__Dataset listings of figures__
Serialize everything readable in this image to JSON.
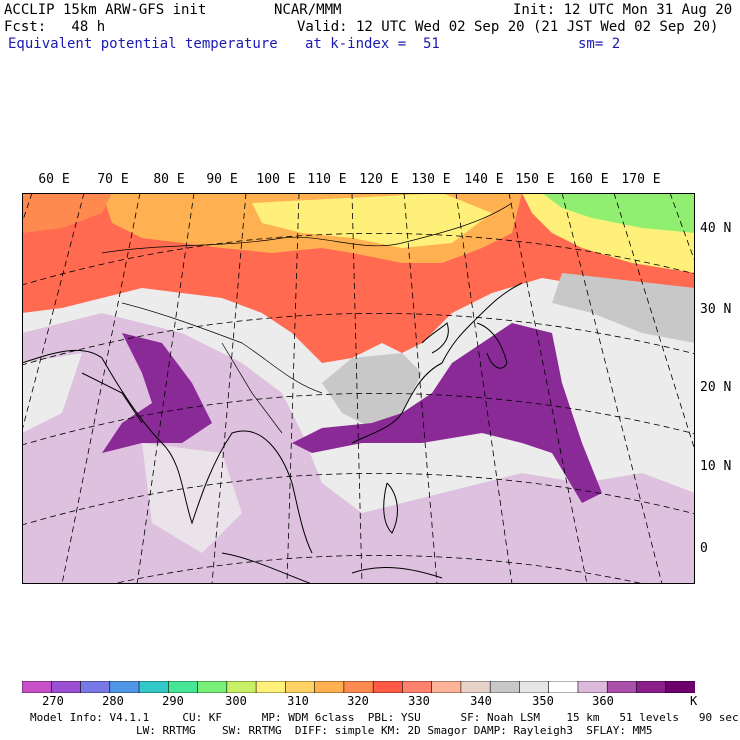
{
  "header": {
    "line1_left": "ACCLIP 15km ARW-GFS init",
    "line1_mid": "NCAR/MMM",
    "line1_right": "Init: 12 UTC Mon 31 Aug 20",
    "line2_left": "Fcst:   48 h",
    "line2_right": "Valid: 12 UTC Wed 02 Sep 20 (21 JST Wed 02 Sep 20)",
    "line3_left": "Equivalent potential temperature",
    "line3_mid": "at k-index =  51",
    "line3_right": "sm= 2"
  },
  "map": {
    "lon_labels": [
      "60 E",
      "70 E",
      "80 E",
      "90 E",
      "100 E",
      "110 E",
      "120 E",
      "130 E",
      "140 E",
      "150 E",
      "160 E",
      "170 E"
    ],
    "lat_labels": [
      "40 N",
      "30 N",
      "20 N",
      "10 N",
      "0"
    ],
    "colors": {
      "deep_purple": "#8a2a96",
      "light_purple": "#dcbadc",
      "pale_grey": "#ececec",
      "mid_grey": "#c8c8c8",
      "orange": "#ffb050",
      "red_orange": "#ff6a50",
      "red": "#ff4a3c",
      "yellow": "#fff07a",
      "green": "#90ee70"
    }
  },
  "colorbar": {
    "labels": [
      "270",
      "280",
      "290",
      "300",
      "310",
      "320",
      "330",
      "340",
      "350",
      "360"
    ],
    "unit": "K",
    "colors": [
      "#c850c8",
      "#9a50d2",
      "#7878e6",
      "#5096e6",
      "#32c8c8",
      "#46e696",
      "#78f078",
      "#c8f064",
      "#fff07a",
      "#ffd264",
      "#ffb050",
      "#ff8a50",
      "#ff5a46",
      "#ff826e",
      "#ffb49a",
      "#e6d2c8",
      "#c8c8c8",
      "#e6e6e6",
      "#ffffff",
      "#dcbadc",
      "#aa50aa",
      "#8c1e8c",
      "#6e006e"
    ]
  },
  "footer": {
    "line1": "Model Info: V4.1.1     CU: KF      MP: WDM 6class  PBL: YSU      SF: Noah LSM    15 km   51 levels   90 sec",
    "line2": "                LW: RRTMG    SW: RRTMG  DIFF: simple KM: 2D Smagor DAMP: Rayleigh3  SFLAY: MM5"
  }
}
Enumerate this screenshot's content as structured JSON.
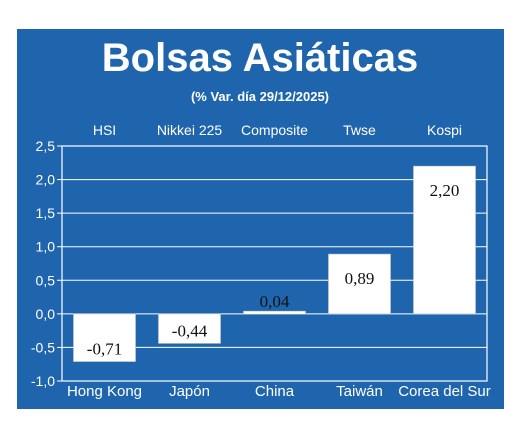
{
  "chart_data": {
    "type": "bar",
    "title": "Bolsas Asiáticas",
    "subtitle": "(% Var. día  29/12/2025)",
    "categories": [
      "Hong Kong",
      "Japón",
      "China",
      "Taiwán",
      "Corea del Sur"
    ],
    "index_names": [
      "HSI",
      "Nikkei 225",
      "Composite",
      "Twse",
      "Kospi"
    ],
    "values": [
      -0.71,
      -0.44,
      0.04,
      0.89,
      2.2
    ],
    "value_labels": [
      "-0,71",
      "-0,44",
      "0,04",
      "0,89",
      "2,20"
    ],
    "ylim": [
      -1.0,
      2.5
    ],
    "yticks": [
      2.5,
      2.0,
      1.5,
      1.0,
      0.5,
      0.0,
      -0.5,
      -1.0
    ],
    "ytick_labels": [
      "2,5",
      "2,0",
      "1,5",
      "1,0",
      "0,5",
      "0,0",
      "-0,5",
      "-1,0"
    ],
    "xlabel": "",
    "ylabel": "",
    "grid": true,
    "colors": {
      "background": "#1f65ad",
      "bar": "#ffffff",
      "text": "#ffffff",
      "value_text": "#111111"
    }
  }
}
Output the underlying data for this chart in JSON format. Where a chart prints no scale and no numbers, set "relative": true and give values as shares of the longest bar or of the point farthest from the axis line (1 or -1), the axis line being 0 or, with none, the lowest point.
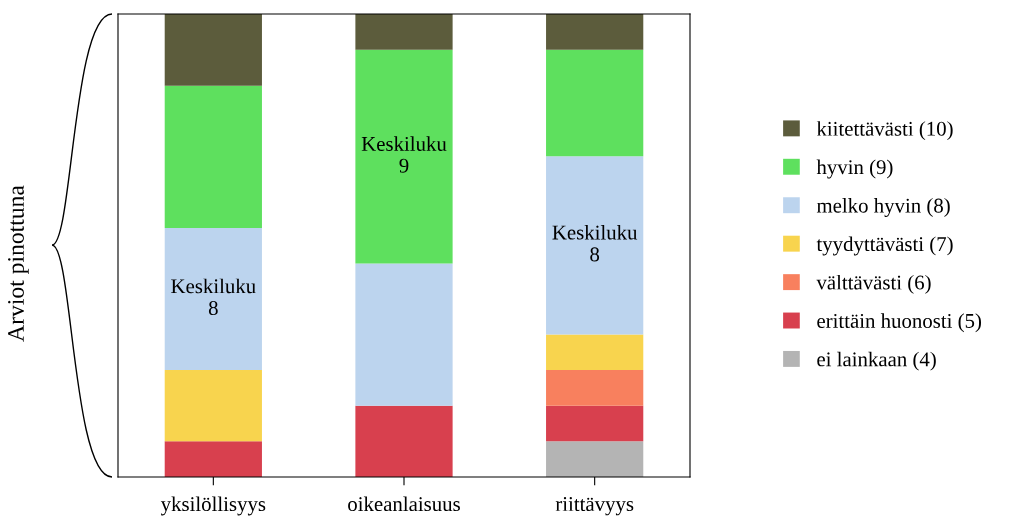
{
  "chart_data": {
    "type": "bar",
    "stacked": true,
    "relative": true,
    "ylabel": "Arviot pinottuna",
    "legend": "right",
    "categories": [
      "yksilöllisyys",
      "oikeanlaisuus",
      "riittävyys"
    ],
    "series": [
      {
        "name": "ei lainkaan (4)",
        "color": "#b4b4b4",
        "values": [
          0,
          0,
          0.077
        ]
      },
      {
        "name": "erittäin huonosti (5)",
        "color": "#d8404e",
        "values": [
          0.077,
          0.154,
          0.077
        ]
      },
      {
        "name": "välttävästi (6)",
        "color": "#f8805e",
        "values": [
          0,
          0,
          0.077
        ]
      },
      {
        "name": "tyydyttävästi (7)",
        "color": "#f8d44e",
        "values": [
          0.154,
          0,
          0.077
        ]
      },
      {
        "name": "melko hyvin (8)",
        "color": "#bcd4ee",
        "values": [
          0.307,
          0.307,
          0.385
        ]
      },
      {
        "name": "hyvin (9)",
        "color": "#5ee05e",
        "values": [
          0.307,
          0.462,
          0.23
        ]
      },
      {
        "name": "kiitettävästi (10)",
        "color": "#5c5c3c",
        "values": [
          0.155,
          0.077,
          0.077
        ]
      }
    ],
    "annotations": [
      "Keskiluku\n8",
      "Keskiluku\n9",
      "Keskiluku\n8"
    ]
  }
}
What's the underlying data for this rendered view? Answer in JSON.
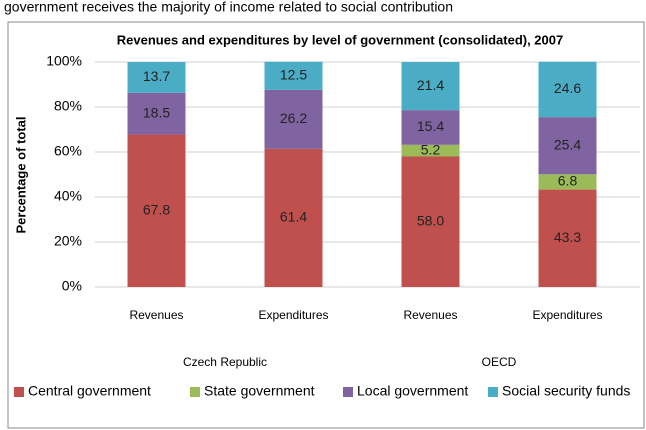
{
  "caption": "government receives the majority of income related to social contribution",
  "chart_data": {
    "type": "stacked_bar",
    "title": "Revenues and expenditures by level of government (consolidated), 2007",
    "y_label": "Percentage of total",
    "categories": [
      "Revenues",
      "Expenditures",
      "Revenues",
      "Expenditures"
    ],
    "groups": [
      "Czech Republic",
      "OECD"
    ],
    "series": [
      {
        "name": "Central government",
        "color": "#c0504d",
        "values": [
          67.8,
          61.4,
          58.0,
          43.3
        ],
        "value_labels": [
          "67.8",
          "61.4",
          "58.0",
          "43.3"
        ]
      },
      {
        "name": "State government",
        "color": "#9bbb59",
        "values": [
          null,
          null,
          5.2,
          6.8
        ]
      },
      {
        "name": "Local government",
        "color": "#8064a2",
        "values": [
          18.5,
          26.2,
          15.4,
          25.4
        ]
      },
      {
        "name": "Social security funds",
        "color": "#4bacc6",
        "values": [
          13.7,
          12.5,
          21.4,
          24.6
        ]
      }
    ],
    "ylim": [
      0,
      100
    ],
    "yticks": [
      {
        "value": 0,
        "label": "0%"
      },
      {
        "value": 20,
        "label": "20%"
      },
      {
        "value": 40,
        "label": "40%"
      },
      {
        "value": 60,
        "label": "60%"
      },
      {
        "value": 80,
        "label": "80%"
      },
      {
        "value": 100,
        "label": "100%"
      }
    ],
    "grid": true,
    "legend": "bottom"
  }
}
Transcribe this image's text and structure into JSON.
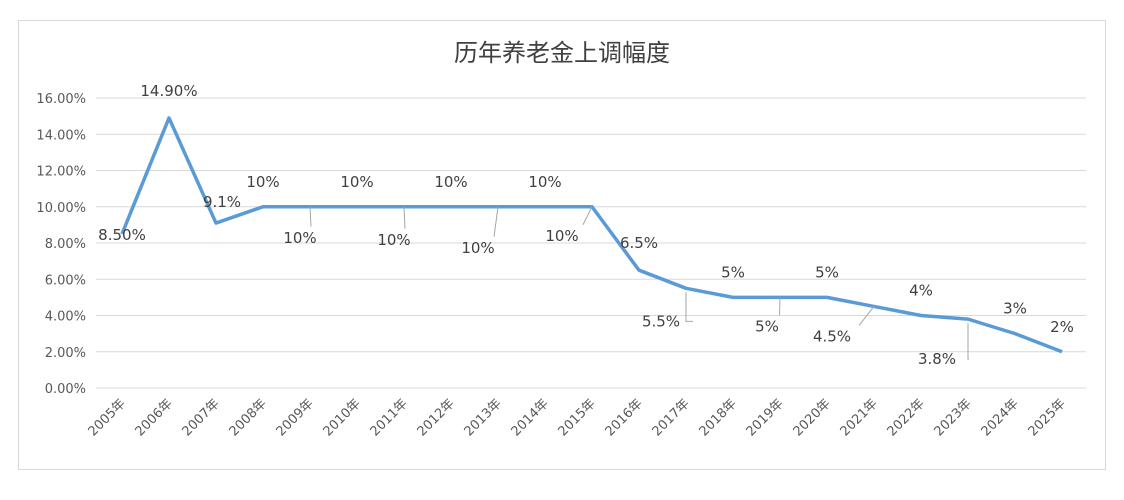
{
  "chart_data": {
    "type": "line",
    "title": "历年养老金上调幅度",
    "xlabel": "",
    "ylabel": "",
    "ylim": [
      0,
      16
    ],
    "grid": true,
    "legend": "none",
    "series_color": "#5b9bd5",
    "yticks": [
      "0.00%",
      "2.00%",
      "4.00%",
      "6.00%",
      "8.00%",
      "10.00%",
      "12.00%",
      "14.00%",
      "16.00%"
    ],
    "categories": [
      "2005年",
      "2006年",
      "2007年",
      "2008年",
      "2009年",
      "2010年",
      "2011年",
      "2012年",
      "2013年",
      "2014年",
      "2015年",
      "2016年",
      "2017年",
      "2018年",
      "2019年",
      "2020年",
      "2021年",
      "2022年",
      "2023年",
      "2024年",
      "2025年"
    ],
    "values": [
      8.5,
      14.9,
      9.1,
      10,
      10,
      10,
      10,
      10,
      10,
      10,
      10,
      6.5,
      5.5,
      5,
      5,
      5,
      4.5,
      4,
      3.8,
      3,
      2
    ],
    "labels": [
      "8.50%",
      "14.90%",
      "9.1%",
      "10%",
      "10%",
      "10%",
      "10%",
      "10%",
      "10%",
      "10%",
      "10%",
      "6.5%",
      "5.5%",
      "5%",
      "5%",
      "5%",
      "4.5%",
      "4%",
      "3.8%",
      "3%",
      "2%"
    ]
  }
}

__Task goal__
Using the records above, list each line that includes "this".

__Solved exercise__
Serialize everything readable in this image to JSON.
Enumerate this screenshot's content as structured JSON.
Output the underlying data for this chart in JSON format. Where a chart prints no scale and no numbers, set "relative": true and give values as shares of the longest bar or of the point farthest from the axis line (1 or -1), the axis line being 0 or, with none, the lowest point.
What's the underlying data for this rendered view? Answer in JSON.
Transcribe this image's text and structure into JSON.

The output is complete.